### Stated task
Identify each line holding the string "this" and copy it.

(Data items)
** Begin **

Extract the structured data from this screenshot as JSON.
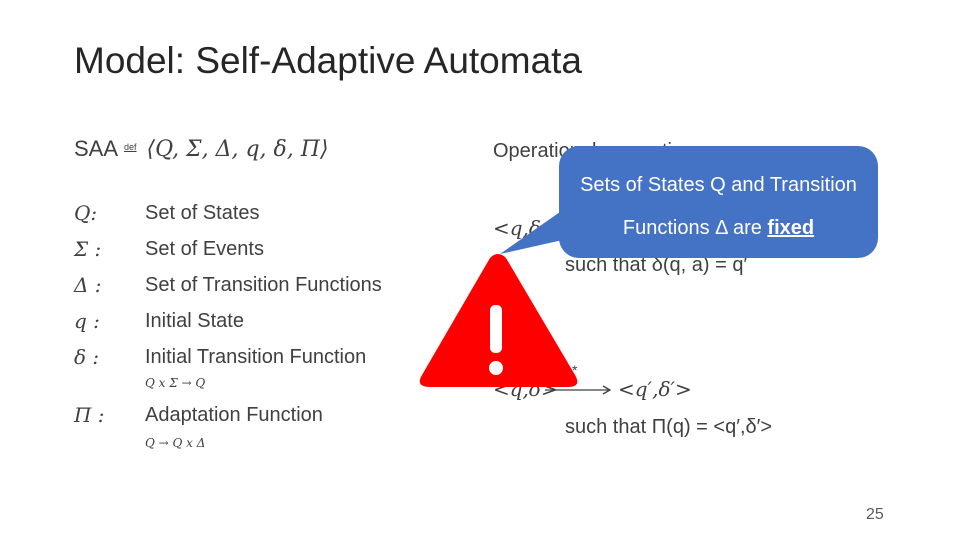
{
  "title": "Model: Self-Adaptive Automata",
  "definition": {
    "name": "SAA",
    "def_symbol": "def",
    "tuple": "⟨Q, Σ, Δ, q, δ, Π⟩"
  },
  "components": [
    {
      "symbol": "Q:",
      "label": "Set of States"
    },
    {
      "symbol": "Σ :",
      "label": "Set of Events"
    },
    {
      "symbol": "Δ :",
      "label": "Set of Transition Functions"
    },
    {
      "symbol": "q :",
      "label": "Initial State"
    },
    {
      "symbol": "δ :",
      "label": "Initial Transition Function",
      "signature": "Q x Σ → Q"
    },
    {
      "symbol": "Π :",
      "label": "Adaptation Function",
      "signature": "Q → Q x Δ"
    }
  ],
  "semantics": {
    "heading": "Operational semantics",
    "rule1_left": "<q,δ>",
    "rule1_cond": "such that δ(q, a) = q′",
    "rule2_left": "<q,δ>",
    "rule2_star": "*",
    "rule2_right": "<q′,δ′>",
    "rule2_cond": "such that Π(q) = <q′,δ′>"
  },
  "callout": {
    "line1": "Sets of States Q and Transition",
    "line2": "Functions Δ are ",
    "emph": "fixed",
    "color": "#4472c4"
  },
  "warning": {
    "icon": "warning-triangle-icon",
    "color": "#ff0000"
  },
  "page_number": "25"
}
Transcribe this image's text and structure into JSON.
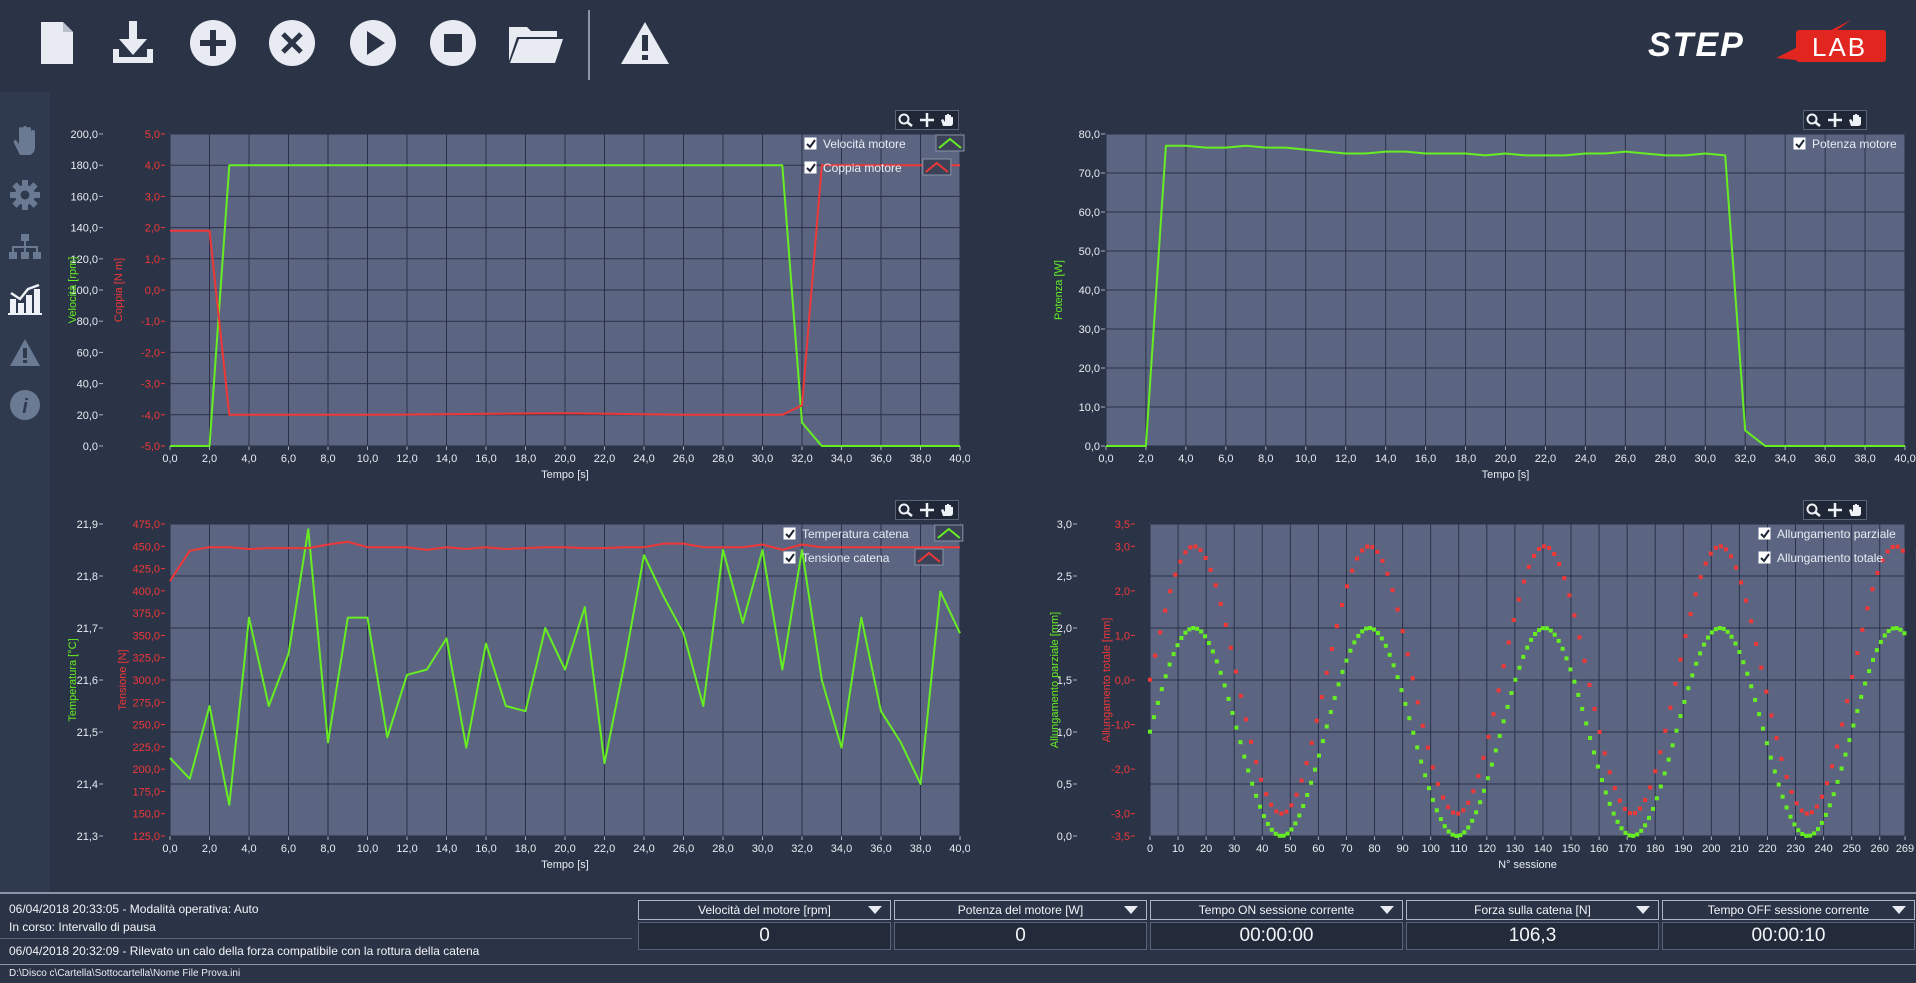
{
  "toolbar": {
    "buttons": [
      "new-file-icon",
      "download-icon",
      "add-icon",
      "cancel-icon",
      "play-icon",
      "stop-icon",
      "folder-icon",
      "warning-icon"
    ]
  },
  "logo": {
    "text_left": "STEP",
    "text_right": "LAB"
  },
  "sidebar": {
    "items": [
      "hand-icon",
      "gear-icon",
      "hierarchy-icon",
      "chart-icon",
      "warning-icon",
      "info-icon"
    ],
    "active": "chart-icon"
  },
  "colors": {
    "green": "#66ee22",
    "red": "#ee3838",
    "plot_bg": "#5b6582",
    "page_bg": "#2b3447"
  },
  "chart_data": [
    {
      "id": "motor",
      "type": "line",
      "xlabel": "Tempo [s]",
      "x_ticks": [
        "0,0",
        "2,0",
        "4,0",
        "6,0",
        "8,0",
        "10,0",
        "12,0",
        "14,0",
        "16,0",
        "18,0",
        "20,0",
        "22,0",
        "24,0",
        "26,0",
        "28,0",
        "30,0",
        "32,0",
        "34,0",
        "36,0",
        "38,0",
        "40,0"
      ],
      "xlim": [
        0,
        40
      ],
      "axes": [
        {
          "label": "Velocità [rpm]",
          "color": "#66ee22",
          "lim": [
            0,
            200
          ],
          "ticks": [
            "0,0",
            "20,0",
            "40,0",
            "60,0",
            "80,0",
            "100,0",
            "120,0",
            "140,0",
            "160,0",
            "180,0",
            "200,0"
          ]
        },
        {
          "label": "Coppia [N m]",
          "color": "#ee3838",
          "lim": [
            -5,
            5
          ],
          "ticks": [
            "-5,0",
            "-4,0",
            "-3,0",
            "-2,0",
            "-1,0",
            "0,0",
            "1,0",
            "2,0",
            "3,0",
            "4,0",
            "5,0"
          ]
        }
      ],
      "series": [
        {
          "name": "Velocità motore",
          "color": "#66ee22",
          "axis": 0,
          "x": [
            0,
            2,
            3,
            12,
            13,
            31,
            32,
            33,
            40
          ],
          "y": [
            0,
            0,
            180,
            180,
            180,
            180,
            15,
            0,
            0
          ]
        },
        {
          "name": "Coppia motore",
          "color": "#ee3838",
          "axis": 1,
          "x": [
            0,
            2,
            3,
            10,
            20,
            26,
            31,
            32,
            33,
            40
          ],
          "y": [
            1.9,
            1.9,
            -4,
            -4,
            -3.95,
            -4,
            -4,
            -3.7,
            4,
            4
          ]
        }
      ]
    },
    {
      "id": "power",
      "type": "line",
      "xlabel": "Tempo [s]",
      "x_ticks": [
        "0,0",
        "2,0",
        "4,0",
        "6,0",
        "8,0",
        "10,0",
        "12,0",
        "14,0",
        "16,0",
        "18,0",
        "20,0",
        "22,0",
        "24,0",
        "26,0",
        "28,0",
        "30,0",
        "32,0",
        "34,0",
        "36,0",
        "38,0",
        "40,0"
      ],
      "xlim": [
        0,
        40
      ],
      "axes": [
        {
          "label": "Potenza [W]",
          "color": "#66ee22",
          "lim": [
            0,
            80
          ],
          "ticks": [
            "0,0",
            "10,0",
            "20,0",
            "30,0",
            "40,0",
            "50,0",
            "60,0",
            "70,0",
            "80,0"
          ]
        }
      ],
      "series": [
        {
          "name": "Potenza motore",
          "color": "#66ee22",
          "axis": 0,
          "x": [
            0,
            2,
            3,
            4,
            5,
            6,
            7,
            8,
            9,
            10,
            11,
            12,
            13,
            14,
            15,
            16,
            17,
            18,
            19,
            20,
            21,
            22,
            23,
            24,
            25,
            26,
            27,
            28,
            29,
            30,
            31,
            32,
            33,
            34,
            40
          ],
          "y": [
            0,
            0,
            77,
            77,
            76.5,
            76.5,
            77,
            76.5,
            76.5,
            76,
            75.5,
            75,
            75,
            75.5,
            75.5,
            75,
            75,
            75,
            74.5,
            75,
            74.5,
            74.5,
            74.5,
            75,
            75,
            75.5,
            75,
            74.5,
            74.5,
            75,
            74.5,
            4,
            0,
            0,
            0
          ]
        }
      ]
    },
    {
      "id": "chain",
      "type": "line",
      "xlabel": "Tempo [s]",
      "x_ticks": [
        "0,0",
        "2,0",
        "4,0",
        "6,0",
        "8,0",
        "10,0",
        "12,0",
        "14,0",
        "16,0",
        "18,0",
        "20,0",
        "22,0",
        "24,0",
        "26,0",
        "28,0",
        "30,0",
        "32,0",
        "34,0",
        "36,0",
        "38,0",
        "40,0"
      ],
      "xlim": [
        0,
        40
      ],
      "axes": [
        {
          "label": "Temperatura [°C]",
          "color": "#66ee22",
          "lim": [
            21.3,
            21.9
          ],
          "ticks": [
            "21,3",
            "21,4",
            "21,5",
            "21,6",
            "21,7",
            "21,8",
            "21,9"
          ]
        },
        {
          "label": "Tensione [N]",
          "color": "#ee3838",
          "lim": [
            125,
            475
          ],
          "ticks": [
            "125,0",
            "150,0",
            "175,0",
            "200,0",
            "225,0",
            "250,0",
            "275,0",
            "300,0",
            "325,0",
            "350,0",
            "375,0",
            "400,0",
            "425,0",
            "450,0",
            "475,0"
          ]
        }
      ],
      "series": [
        {
          "name": "Temperatura catena",
          "color": "#66ee22",
          "axis": 0,
          "x": [
            0,
            1,
            2,
            3,
            4,
            5,
            6,
            7,
            8,
            9,
            10,
            11,
            12,
            13,
            14,
            15,
            16,
            17,
            18,
            19,
            20,
            21,
            22,
            23,
            24,
            25,
            26,
            27,
            28,
            29,
            30,
            31,
            32,
            33,
            34,
            35,
            36,
            37,
            38,
            39,
            40
          ],
          "y": [
            21.45,
            21.41,
            21.55,
            21.36,
            21.72,
            21.55,
            21.65,
            21.89,
            21.48,
            21.72,
            21.72,
            21.49,
            21.61,
            21.62,
            21.68,
            21.47,
            21.67,
            21.55,
            21.54,
            21.7,
            21.62,
            21.74,
            21.44,
            21.63,
            21.84,
            21.76,
            21.69,
            21.55,
            21.85,
            21.71,
            21.85,
            21.62,
            21.85,
            21.6,
            21.47,
            21.72,
            21.54,
            21.48,
            21.4,
            21.77,
            21.69
          ]
        },
        {
          "name": "Tensione catena",
          "color": "#ee3838",
          "axis": 1,
          "x": [
            0,
            1,
            2,
            3,
            4,
            5,
            6,
            7,
            8,
            9,
            10,
            11,
            12,
            13,
            14,
            15,
            16,
            17,
            18,
            19,
            20,
            21,
            22,
            23,
            24,
            25,
            26,
            27,
            28,
            29,
            30,
            31,
            32,
            33,
            34,
            35,
            36,
            37,
            38,
            39,
            40
          ],
          "y": [
            411,
            445,
            449,
            449,
            447,
            448,
            448,
            448,
            452,
            455,
            449,
            449,
            449,
            446,
            449,
            447,
            449,
            447,
            448,
            449,
            449,
            448,
            448,
            449,
            449,
            453,
            453,
            449,
            449,
            449,
            452,
            446,
            452,
            449,
            449,
            449,
            449,
            449,
            449,
            449,
            449
          ]
        }
      ]
    },
    {
      "id": "elongation",
      "type": "scatter",
      "xlabel": "N° sessione",
      "x_ticks": [
        "0",
        "10",
        "20",
        "30",
        "40",
        "50",
        "60",
        "70",
        "80",
        "90",
        "100",
        "110",
        "120",
        "130",
        "140",
        "150",
        "160",
        "170",
        "180",
        "190",
        "200",
        "210",
        "220",
        "230",
        "240",
        "250",
        "260",
        "269"
      ],
      "xlim": [
        0,
        269
      ],
      "axes": [
        {
          "label": "Allungamento parziale [mm]",
          "color": "#66ee22",
          "lim": [
            0,
            3
          ],
          "ticks": [
            "0,0",
            "0,5",
            "1,0",
            "1,5",
            "2,0",
            "2,5",
            "3,0"
          ]
        },
        {
          "label": "Allungamento totale [mm]",
          "color": "#ee3838",
          "lim": [
            -3.5,
            3.5
          ],
          "ticks": [
            "-3,5",
            "-3,0",
            "-2,0",
            "-1,0",
            "0,0",
            "1,0",
            "2,0",
            "3,0",
            "3,5"
          ]
        }
      ],
      "series": [
        {
          "name": "Allungamento parziale",
          "color": "#66ee22",
          "axis": 0,
          "model": {
            "kind": "sine",
            "period": 62.5,
            "phase_x": 15.6,
            "center": 1.0,
            "amplitude": 1.0,
            "step": 1.4
          }
        },
        {
          "name": "Allungamento totale",
          "color": "#ee3838",
          "axis": 1,
          "model": {
            "kind": "sine",
            "period": 62.5,
            "phase_x": 15.6,
            "center": 0.0,
            "amplitude": 3.0,
            "step": 1.8
          }
        }
      ]
    }
  ],
  "status": {
    "log": [
      "06/04/2018 20:33:05 - Modalità operativa: Auto",
      "In corso: Intervallo di pausa",
      "06/04/2018 20:32:09 - Rilevato un calo della forza compatibile con la rottura della catena"
    ],
    "indicators": [
      {
        "label": "Velocità del motore [rpm]",
        "value": "0"
      },
      {
        "label": "Potenza del motore [W]",
        "value": "0"
      },
      {
        "label": "Tempo ON sessione corrente",
        "value": "00:00:00"
      },
      {
        "label": "Forza sulla catena [N]",
        "value": "106,3"
      },
      {
        "label": "Tempo OFF sessione corrente",
        "value": "00:00:10"
      }
    ],
    "path": "D:\\Disco c\\Cartella\\Sottocartella\\Nome File Prova.ini"
  }
}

** End **

### Final answer
Extract the structured data from this screenshot as JSON.
Transcribe this image's text and structure into JSON.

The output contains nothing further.